To do:
Locate every line in the records below that holds the word "JSON" and return each one.

Provided information:
_____
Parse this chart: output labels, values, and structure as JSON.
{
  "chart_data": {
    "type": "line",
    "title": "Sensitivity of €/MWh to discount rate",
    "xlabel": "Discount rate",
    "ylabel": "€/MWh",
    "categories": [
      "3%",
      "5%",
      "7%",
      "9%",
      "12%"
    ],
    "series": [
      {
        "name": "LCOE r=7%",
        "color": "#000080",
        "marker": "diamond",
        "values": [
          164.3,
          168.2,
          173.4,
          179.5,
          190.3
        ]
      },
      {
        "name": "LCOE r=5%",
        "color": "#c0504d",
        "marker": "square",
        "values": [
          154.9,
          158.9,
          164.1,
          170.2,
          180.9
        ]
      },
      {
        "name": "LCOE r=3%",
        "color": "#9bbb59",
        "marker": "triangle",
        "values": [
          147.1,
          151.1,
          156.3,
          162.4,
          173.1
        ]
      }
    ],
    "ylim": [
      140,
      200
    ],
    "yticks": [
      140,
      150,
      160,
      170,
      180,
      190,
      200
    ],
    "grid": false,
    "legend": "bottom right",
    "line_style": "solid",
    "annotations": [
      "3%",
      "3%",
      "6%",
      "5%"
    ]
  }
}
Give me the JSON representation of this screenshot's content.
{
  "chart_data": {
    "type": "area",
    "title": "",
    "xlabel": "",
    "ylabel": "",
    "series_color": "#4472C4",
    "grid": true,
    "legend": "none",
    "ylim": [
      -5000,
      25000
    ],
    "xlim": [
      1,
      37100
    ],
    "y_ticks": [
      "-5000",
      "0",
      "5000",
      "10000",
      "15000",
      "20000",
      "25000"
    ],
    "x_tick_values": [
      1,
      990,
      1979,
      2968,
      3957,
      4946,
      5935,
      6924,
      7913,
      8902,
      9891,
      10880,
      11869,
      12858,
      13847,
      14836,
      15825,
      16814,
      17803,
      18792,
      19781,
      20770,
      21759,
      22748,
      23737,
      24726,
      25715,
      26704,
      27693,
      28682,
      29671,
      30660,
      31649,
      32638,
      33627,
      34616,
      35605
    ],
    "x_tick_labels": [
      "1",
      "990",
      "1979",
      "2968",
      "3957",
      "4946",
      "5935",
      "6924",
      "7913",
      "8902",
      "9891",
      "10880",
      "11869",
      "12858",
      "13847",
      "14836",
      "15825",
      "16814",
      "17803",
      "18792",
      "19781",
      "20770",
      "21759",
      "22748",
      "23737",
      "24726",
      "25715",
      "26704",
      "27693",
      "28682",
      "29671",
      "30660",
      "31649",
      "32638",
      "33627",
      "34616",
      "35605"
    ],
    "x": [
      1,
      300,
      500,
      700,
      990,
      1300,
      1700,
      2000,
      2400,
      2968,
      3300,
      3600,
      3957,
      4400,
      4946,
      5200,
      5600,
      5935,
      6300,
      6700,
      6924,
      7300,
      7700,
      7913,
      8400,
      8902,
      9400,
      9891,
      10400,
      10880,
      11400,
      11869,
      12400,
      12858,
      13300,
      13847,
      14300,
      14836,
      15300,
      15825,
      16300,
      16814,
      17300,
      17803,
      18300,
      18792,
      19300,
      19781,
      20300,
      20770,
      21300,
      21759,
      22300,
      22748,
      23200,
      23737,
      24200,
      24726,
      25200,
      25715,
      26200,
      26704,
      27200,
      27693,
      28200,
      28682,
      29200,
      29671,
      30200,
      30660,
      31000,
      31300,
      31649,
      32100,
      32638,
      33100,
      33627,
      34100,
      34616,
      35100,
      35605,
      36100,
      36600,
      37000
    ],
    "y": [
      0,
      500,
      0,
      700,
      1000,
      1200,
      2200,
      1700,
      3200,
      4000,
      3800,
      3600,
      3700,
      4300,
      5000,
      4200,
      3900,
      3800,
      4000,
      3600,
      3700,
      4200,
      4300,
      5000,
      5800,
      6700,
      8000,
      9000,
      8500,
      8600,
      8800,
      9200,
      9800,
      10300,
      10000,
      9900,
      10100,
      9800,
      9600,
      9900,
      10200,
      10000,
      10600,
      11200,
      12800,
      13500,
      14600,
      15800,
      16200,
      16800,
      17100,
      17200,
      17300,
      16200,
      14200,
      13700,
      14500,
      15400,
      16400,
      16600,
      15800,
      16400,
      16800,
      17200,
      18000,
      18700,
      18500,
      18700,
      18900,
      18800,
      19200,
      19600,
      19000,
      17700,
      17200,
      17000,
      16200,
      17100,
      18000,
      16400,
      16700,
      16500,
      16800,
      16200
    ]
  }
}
_____
Solution to this task:
Parse this chart: output labels, values, and structure as JSON.
Give me the JSON representation of this screenshot's content.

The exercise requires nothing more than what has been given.